=== Explore the material ===
**a)** From the text on human screams, copy the part that opens with the words containing "The researchers investigated" and closes with "to alarming screams.".
**b)** According to the text on human screams, which six emotionally distinct types of scream calls did the researchers identify?

=== Excerpt to read ===
↓↓↓

Most often, a human scream signals fear of imminent danger. But screaming can also express joy or excitement. For the first time, researchers University of Zurich have demonstrated that non-alarming screams are more efficiently perceived and processed by the brain than their alarming counterparts.
The researchers investigated the meaning behind the full spectrum of human scream calls. The results revealed six emotionally distinct types of scream calls indicating pain, anger, fear, pleasure, sadness and joy. They found humans respond to positive screams more quickly and accurately and with higher neural sensitivity than to alarming screams.
In the trials, 12 participants were asked to vocalise positive and negative screams that might be elicited by various situations. A different group of individuals rated the emotional nature of the screams, classifying them into categories. The brain activity of participants listening to the screams was monitored using functional magnetic resonance imaging (fMRI) to know how they perceived, recognised, processed and categorised the sounds. They found different brain regions showed much more activity and neural connectivity when hearing non-alarm screams than when processing alarm scream calls. “It’s highly possible that only humans scream to signal positive emotions like great joy or pleasure. Unlike with alarm calls, positive screams have become increasingly important over time,” Sascha Frühholz says in a press release. Researchers suggest that this may be due to the communicative demands brought about by humans’ increasingly complex social environments.

↑↑↑

=== Source data ===
↓↓↓

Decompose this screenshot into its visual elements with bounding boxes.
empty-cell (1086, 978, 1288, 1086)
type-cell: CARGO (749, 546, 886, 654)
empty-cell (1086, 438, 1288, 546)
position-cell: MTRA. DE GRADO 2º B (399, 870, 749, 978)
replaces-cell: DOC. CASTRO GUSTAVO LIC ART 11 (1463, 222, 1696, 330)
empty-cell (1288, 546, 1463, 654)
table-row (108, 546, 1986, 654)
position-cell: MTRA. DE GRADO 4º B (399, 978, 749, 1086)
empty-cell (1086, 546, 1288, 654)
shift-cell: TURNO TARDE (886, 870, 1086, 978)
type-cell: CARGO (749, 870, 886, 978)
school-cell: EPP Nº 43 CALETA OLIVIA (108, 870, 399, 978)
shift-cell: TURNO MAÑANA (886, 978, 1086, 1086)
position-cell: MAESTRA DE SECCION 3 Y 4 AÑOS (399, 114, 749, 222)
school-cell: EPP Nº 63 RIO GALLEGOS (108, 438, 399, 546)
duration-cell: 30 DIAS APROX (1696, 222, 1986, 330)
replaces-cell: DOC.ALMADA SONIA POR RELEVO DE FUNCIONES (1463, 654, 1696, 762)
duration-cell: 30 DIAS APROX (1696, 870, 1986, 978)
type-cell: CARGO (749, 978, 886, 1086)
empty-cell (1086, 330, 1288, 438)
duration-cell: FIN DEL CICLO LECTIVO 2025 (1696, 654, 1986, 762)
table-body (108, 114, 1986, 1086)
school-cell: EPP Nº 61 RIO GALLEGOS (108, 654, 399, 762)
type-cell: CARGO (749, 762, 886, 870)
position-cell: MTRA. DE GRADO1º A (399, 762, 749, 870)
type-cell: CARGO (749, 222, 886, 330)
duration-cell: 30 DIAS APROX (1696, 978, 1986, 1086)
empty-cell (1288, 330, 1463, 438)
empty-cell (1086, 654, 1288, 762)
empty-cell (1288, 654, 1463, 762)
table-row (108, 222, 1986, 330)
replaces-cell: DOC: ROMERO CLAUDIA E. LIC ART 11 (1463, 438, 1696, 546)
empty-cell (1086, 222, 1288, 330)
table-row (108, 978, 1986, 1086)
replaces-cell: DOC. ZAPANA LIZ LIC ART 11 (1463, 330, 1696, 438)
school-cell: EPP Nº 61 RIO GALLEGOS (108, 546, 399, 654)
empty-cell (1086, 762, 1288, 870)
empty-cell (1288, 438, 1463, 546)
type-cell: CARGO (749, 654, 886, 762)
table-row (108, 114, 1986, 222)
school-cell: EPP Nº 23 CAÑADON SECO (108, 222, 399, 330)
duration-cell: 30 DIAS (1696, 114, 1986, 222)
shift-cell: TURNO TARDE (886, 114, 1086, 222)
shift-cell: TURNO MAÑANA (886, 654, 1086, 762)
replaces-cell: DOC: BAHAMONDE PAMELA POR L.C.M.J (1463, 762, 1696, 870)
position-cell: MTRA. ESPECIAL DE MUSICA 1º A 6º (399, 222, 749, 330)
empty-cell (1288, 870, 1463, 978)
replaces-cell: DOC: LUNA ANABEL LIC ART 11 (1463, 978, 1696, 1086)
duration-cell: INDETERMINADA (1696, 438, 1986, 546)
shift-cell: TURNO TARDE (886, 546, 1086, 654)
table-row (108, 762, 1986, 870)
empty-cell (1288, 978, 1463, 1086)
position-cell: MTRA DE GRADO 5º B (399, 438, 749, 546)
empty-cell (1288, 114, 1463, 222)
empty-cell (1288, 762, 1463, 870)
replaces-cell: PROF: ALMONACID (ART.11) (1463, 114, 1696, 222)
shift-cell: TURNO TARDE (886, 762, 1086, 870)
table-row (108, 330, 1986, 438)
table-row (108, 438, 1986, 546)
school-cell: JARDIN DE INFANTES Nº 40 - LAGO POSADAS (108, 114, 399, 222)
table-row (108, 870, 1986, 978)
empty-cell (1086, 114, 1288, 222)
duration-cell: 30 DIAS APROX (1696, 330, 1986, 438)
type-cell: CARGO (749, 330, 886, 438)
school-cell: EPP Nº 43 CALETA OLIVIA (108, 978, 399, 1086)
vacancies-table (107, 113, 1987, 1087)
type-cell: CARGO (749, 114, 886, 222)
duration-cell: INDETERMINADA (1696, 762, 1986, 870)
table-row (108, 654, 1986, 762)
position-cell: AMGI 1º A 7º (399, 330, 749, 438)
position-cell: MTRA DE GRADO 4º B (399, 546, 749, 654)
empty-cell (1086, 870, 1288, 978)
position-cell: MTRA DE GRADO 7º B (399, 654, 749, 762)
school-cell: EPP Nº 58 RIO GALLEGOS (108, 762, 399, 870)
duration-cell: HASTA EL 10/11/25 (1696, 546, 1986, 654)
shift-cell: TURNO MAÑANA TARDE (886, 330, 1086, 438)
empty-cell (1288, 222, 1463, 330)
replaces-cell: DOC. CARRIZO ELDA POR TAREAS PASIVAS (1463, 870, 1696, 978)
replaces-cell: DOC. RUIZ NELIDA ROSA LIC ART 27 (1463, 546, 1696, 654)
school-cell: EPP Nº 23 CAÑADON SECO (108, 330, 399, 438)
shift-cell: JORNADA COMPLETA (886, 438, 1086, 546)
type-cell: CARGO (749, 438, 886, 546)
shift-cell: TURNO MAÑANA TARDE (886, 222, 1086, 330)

↑↑↑

=== Answers to the exercises ===
**a)**
The researchers investigated the meaning behind the full spectrum of human scream calls. The results revealed six emotionally distinct types of scream calls indicating pain, anger, fear, pleasure, sadness and joy. They found humans respond to positive screams more quickly and accurately and with higher neural sensitivity than to alarming screams.

**b)** Pain, anger, fear, pleasure, sadness and joy.